Entries from a dataset:
- - - - -
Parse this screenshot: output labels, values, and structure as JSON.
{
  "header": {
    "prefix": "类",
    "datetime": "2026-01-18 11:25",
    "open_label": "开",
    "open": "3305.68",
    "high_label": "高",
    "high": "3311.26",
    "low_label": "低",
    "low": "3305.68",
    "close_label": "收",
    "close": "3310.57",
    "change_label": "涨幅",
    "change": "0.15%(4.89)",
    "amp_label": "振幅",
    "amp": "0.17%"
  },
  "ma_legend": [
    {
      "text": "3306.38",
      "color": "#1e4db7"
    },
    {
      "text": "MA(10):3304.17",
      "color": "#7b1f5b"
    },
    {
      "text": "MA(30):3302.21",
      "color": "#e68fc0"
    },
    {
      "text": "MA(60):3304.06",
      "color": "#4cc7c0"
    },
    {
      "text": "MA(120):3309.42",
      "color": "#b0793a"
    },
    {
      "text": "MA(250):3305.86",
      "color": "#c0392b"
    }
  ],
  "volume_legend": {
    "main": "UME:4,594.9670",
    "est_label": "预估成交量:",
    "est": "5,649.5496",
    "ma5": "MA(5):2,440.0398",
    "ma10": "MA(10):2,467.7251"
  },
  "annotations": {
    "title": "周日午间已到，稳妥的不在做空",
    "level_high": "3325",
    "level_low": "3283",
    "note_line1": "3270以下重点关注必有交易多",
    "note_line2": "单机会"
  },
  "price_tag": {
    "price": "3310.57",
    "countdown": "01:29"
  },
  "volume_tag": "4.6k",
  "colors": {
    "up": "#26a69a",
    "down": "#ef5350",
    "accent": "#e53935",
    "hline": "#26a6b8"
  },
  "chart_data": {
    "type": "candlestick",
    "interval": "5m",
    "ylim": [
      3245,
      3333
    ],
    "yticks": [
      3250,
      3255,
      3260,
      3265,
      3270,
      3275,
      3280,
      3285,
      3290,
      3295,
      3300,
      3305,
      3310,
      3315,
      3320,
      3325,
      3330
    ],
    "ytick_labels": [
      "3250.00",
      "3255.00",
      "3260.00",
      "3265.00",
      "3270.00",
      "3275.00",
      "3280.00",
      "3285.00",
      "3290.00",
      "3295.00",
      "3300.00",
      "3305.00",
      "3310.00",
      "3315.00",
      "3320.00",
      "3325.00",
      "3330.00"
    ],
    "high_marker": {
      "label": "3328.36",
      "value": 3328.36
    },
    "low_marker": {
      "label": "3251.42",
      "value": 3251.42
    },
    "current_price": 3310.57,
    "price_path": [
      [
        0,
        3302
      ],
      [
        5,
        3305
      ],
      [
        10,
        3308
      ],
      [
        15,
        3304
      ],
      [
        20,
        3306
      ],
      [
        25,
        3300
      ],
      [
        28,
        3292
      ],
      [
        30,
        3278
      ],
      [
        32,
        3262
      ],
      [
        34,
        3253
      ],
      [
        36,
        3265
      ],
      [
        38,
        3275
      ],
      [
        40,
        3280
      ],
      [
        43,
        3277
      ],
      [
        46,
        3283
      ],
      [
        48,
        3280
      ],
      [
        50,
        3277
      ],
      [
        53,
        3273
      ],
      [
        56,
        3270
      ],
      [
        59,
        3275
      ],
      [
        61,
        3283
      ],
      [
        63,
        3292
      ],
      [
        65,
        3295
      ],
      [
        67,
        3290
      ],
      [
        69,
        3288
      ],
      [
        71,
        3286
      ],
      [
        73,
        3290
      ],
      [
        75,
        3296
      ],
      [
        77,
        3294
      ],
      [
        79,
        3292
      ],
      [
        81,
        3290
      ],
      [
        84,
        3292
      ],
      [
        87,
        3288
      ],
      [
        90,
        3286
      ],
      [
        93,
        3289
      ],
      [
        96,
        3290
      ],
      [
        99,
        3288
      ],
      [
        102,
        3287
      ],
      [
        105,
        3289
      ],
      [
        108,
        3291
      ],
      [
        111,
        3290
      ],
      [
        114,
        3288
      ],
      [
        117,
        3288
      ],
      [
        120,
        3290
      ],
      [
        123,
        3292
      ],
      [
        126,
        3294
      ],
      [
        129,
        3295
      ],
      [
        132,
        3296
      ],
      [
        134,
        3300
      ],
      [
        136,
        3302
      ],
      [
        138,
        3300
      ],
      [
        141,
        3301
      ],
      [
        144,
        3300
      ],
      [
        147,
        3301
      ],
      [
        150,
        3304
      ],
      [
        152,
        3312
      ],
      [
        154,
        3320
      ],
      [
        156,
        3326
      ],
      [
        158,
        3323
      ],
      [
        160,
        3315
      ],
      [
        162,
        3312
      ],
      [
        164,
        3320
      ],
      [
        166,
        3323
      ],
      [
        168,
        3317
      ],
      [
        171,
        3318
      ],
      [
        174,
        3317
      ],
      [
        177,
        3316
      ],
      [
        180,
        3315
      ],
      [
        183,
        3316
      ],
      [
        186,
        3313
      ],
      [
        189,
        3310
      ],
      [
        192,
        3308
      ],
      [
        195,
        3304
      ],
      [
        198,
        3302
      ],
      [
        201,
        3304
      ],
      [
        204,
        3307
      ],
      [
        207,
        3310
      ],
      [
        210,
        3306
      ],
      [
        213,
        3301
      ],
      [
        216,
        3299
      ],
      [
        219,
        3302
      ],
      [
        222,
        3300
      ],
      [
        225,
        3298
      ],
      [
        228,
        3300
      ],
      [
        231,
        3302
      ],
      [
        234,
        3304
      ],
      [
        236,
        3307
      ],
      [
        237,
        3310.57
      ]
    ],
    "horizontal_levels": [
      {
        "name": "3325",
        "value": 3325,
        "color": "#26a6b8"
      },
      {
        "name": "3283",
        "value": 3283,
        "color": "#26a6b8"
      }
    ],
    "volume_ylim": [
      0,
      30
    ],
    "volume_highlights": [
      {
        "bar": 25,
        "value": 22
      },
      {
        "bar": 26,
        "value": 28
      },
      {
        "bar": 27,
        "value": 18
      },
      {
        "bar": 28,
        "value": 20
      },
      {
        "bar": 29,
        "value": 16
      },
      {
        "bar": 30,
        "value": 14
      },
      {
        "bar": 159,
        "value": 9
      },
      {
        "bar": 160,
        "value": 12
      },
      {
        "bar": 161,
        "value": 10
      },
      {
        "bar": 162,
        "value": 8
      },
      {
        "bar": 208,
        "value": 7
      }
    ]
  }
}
- - - - -
Copy out the full material exactly as it appears.

Parse this screenshot: output labels, values, and structure as JSON.
{
  "header": {
    "prefix": "类",
    "datetime": "2026-01-18 11:25",
    "open_label": "开",
    "open": "3305.68",
    "high_label": "高",
    "high": "3311.26",
    "low_label": "低",
    "low": "3305.68",
    "close_label": "收",
    "close": "3310.57",
    "change_label": "涨幅",
    "change": "0.15%(4.89)",
    "amp_label": "振幅",
    "amp": "0.17%"
  },
  "ma_legend": [
    {
      "text": "3306.38",
      "color": "#1e4db7"
    },
    {
      "text": "MA(10):3304.17",
      "color": "#7b1f5b"
    },
    {
      "text": "MA(30):3302.21",
      "color": "#e68fc0"
    },
    {
      "text": "MA(60):3304.06",
      "color": "#4cc7c0"
    },
    {
      "text": "MA(120):3309.42",
      "color": "#b0793a"
    },
    {
      "text": "MA(250):3305.86",
      "color": "#c0392b"
    }
  ],
  "volume_legend": {
    "main": "UME:4,594.9670",
    "est_label": "预估成交量:",
    "est": "5,649.5496",
    "ma5": "MA(5):2,440.0398",
    "ma10": "MA(10):2,467.7251"
  },
  "annotations": {
    "title": "周日午间已到，稳妥的不在做空",
    "level_high": "3325",
    "level_low": "3283",
    "note_line1": "3270以下重点关注必有交易多",
    "note_line2": "单机会"
  },
  "price_tag": {
    "price": "3310.57",
    "countdown": "01:29"
  },
  "volume_tag": "4.6k",
  "colors": {
    "up": "#26a69a",
    "down": "#ef5350",
    "accent": "#e53935",
    "hline": "#26a6b8"
  },
  "chart_data": {
    "type": "candlestick",
    "interval": "5m",
    "ylim": [
      3245,
      3333
    ],
    "yticks": [
      3250,
      3255,
      3260,
      3265,
      3270,
      3275,
      3280,
      3285,
      3290,
      3295,
      3300,
      3305,
      3310,
      3315,
      3320,
      3325,
      3330
    ],
    "ytick_labels": [
      "3250.00",
      "3255.00",
      "3260.00",
      "3265.00",
      "3270.00",
      "3275.00",
      "3280.00",
      "3285.00",
      "3290.00",
      "3295.00",
      "3300.00",
      "3305.00",
      "3310.00",
      "3315.00",
      "3320.00",
      "3325.00",
      "3330.00"
    ],
    "high_marker": {
      "label": "3328.36",
      "value": 3328.36
    },
    "low_marker": {
      "label": "3251.42",
      "value": 3251.42
    },
    "current_price": 3310.57,
    "price_path": [
      [
        0,
        3302
      ],
      [
        5,
        3305
      ],
      [
        10,
        3308
      ],
      [
        15,
        3304
      ],
      [
        20,
        3306
      ],
      [
        25,
        3300
      ],
      [
        28,
        3292
      ],
      [
        30,
        3278
      ],
      [
        32,
        3262
      ],
      [
        34,
        3253
      ],
      [
        36,
        3265
      ],
      [
        38,
        3275
      ],
      [
        40,
        3280
      ],
      [
        43,
        3277
      ],
      [
        46,
        3283
      ],
      [
        48,
        3280
      ],
      [
        50,
        3277
      ],
      [
        53,
        3273
      ],
      [
        56,
        3270
      ],
      [
        59,
        3275
      ],
      [
        61,
        3283
      ],
      [
        63,
        3292
      ],
      [
        65,
        3295
      ],
      [
        67,
        3290
      ],
      [
        69,
        3288
      ],
      [
        71,
        3286
      ],
      [
        73,
        3290
      ],
      [
        75,
        3296
      ],
      [
        77,
        3294
      ],
      [
        79,
        3292
      ],
      [
        81,
        3290
      ],
      [
        84,
        3292
      ],
      [
        87,
        3288
      ],
      [
        90,
        3286
      ],
      [
        93,
        3289
      ],
      [
        96,
        3290
      ],
      [
        99,
        3288
      ],
      [
        102,
        3287
      ],
      [
        105,
        3289
      ],
      [
        108,
        3291
      ],
      [
        111,
        3290
      ],
      [
        114,
        3288
      ],
      [
        117,
        3288
      ],
      [
        120,
        3290
      ],
      [
        123,
        3292
      ],
      [
        126,
        3294
      ],
      [
        129,
        3295
      ],
      [
        132,
        3296
      ],
      [
        134,
        3300
      ],
      [
        136,
        3302
      ],
      [
        138,
        3300
      ],
      [
        141,
        3301
      ],
      [
        144,
        3300
      ],
      [
        147,
        3301
      ],
      [
        150,
        3304
      ],
      [
        152,
        3312
      ],
      [
        154,
        3320
      ],
      [
        156,
        3326
      ],
      [
        158,
        3323
      ],
      [
        160,
        3315
      ],
      [
        162,
        3312
      ],
      [
        164,
        3320
      ],
      [
        166,
        3323
      ],
      [
        168,
        3317
      ],
      [
        171,
        3318
      ],
      [
        174,
        3317
      ],
      [
        177,
        3316
      ],
      [
        180,
        3315
      ],
      [
        183,
        3316
      ],
      [
        186,
        3313
      ],
      [
        189,
        3310
      ],
      [
        192,
        3308
      ],
      [
        195,
        3304
      ],
      [
        198,
        3302
      ],
      [
        201,
        3304
      ],
      [
        204,
        3307
      ],
      [
        207,
        3310
      ],
      [
        210,
        3306
      ],
      [
        213,
        3301
      ],
      [
        216,
        3299
      ],
      [
        219,
        3302
      ],
      [
        222,
        3300
      ],
      [
        225,
        3298
      ],
      [
        228,
        3300
      ],
      [
        231,
        3302
      ],
      [
        234,
        3304
      ],
      [
        236,
        3307
      ],
      [
        237,
        3310.57
      ]
    ],
    "horizontal_levels": [
      {
        "name": "3325",
        "value": 3325,
        "color": "#26a6b8"
      },
      {
        "name": "3283",
        "value": 3283,
        "color": "#26a6b8"
      }
    ],
    "volume_ylim": [
      0,
      30
    ],
    "volume_highlights": [
      {
        "bar": 25,
        "value": 22
      },
      {
        "bar": 26,
        "value": 28
      },
      {
        "bar": 27,
        "value": 18
      },
      {
        "bar": 28,
        "value": 20
      },
      {
        "bar": 29,
        "value": 16
      },
      {
        "bar": 30,
        "value": 14
      },
      {
        "bar": 159,
        "value": 9
      },
      {
        "bar": 160,
        "value": 12
      },
      {
        "bar": 161,
        "value": 10
      },
      {
        "bar": 162,
        "value": 8
      },
      {
        "bar": 208,
        "value": 7
      }
    ]
  }
}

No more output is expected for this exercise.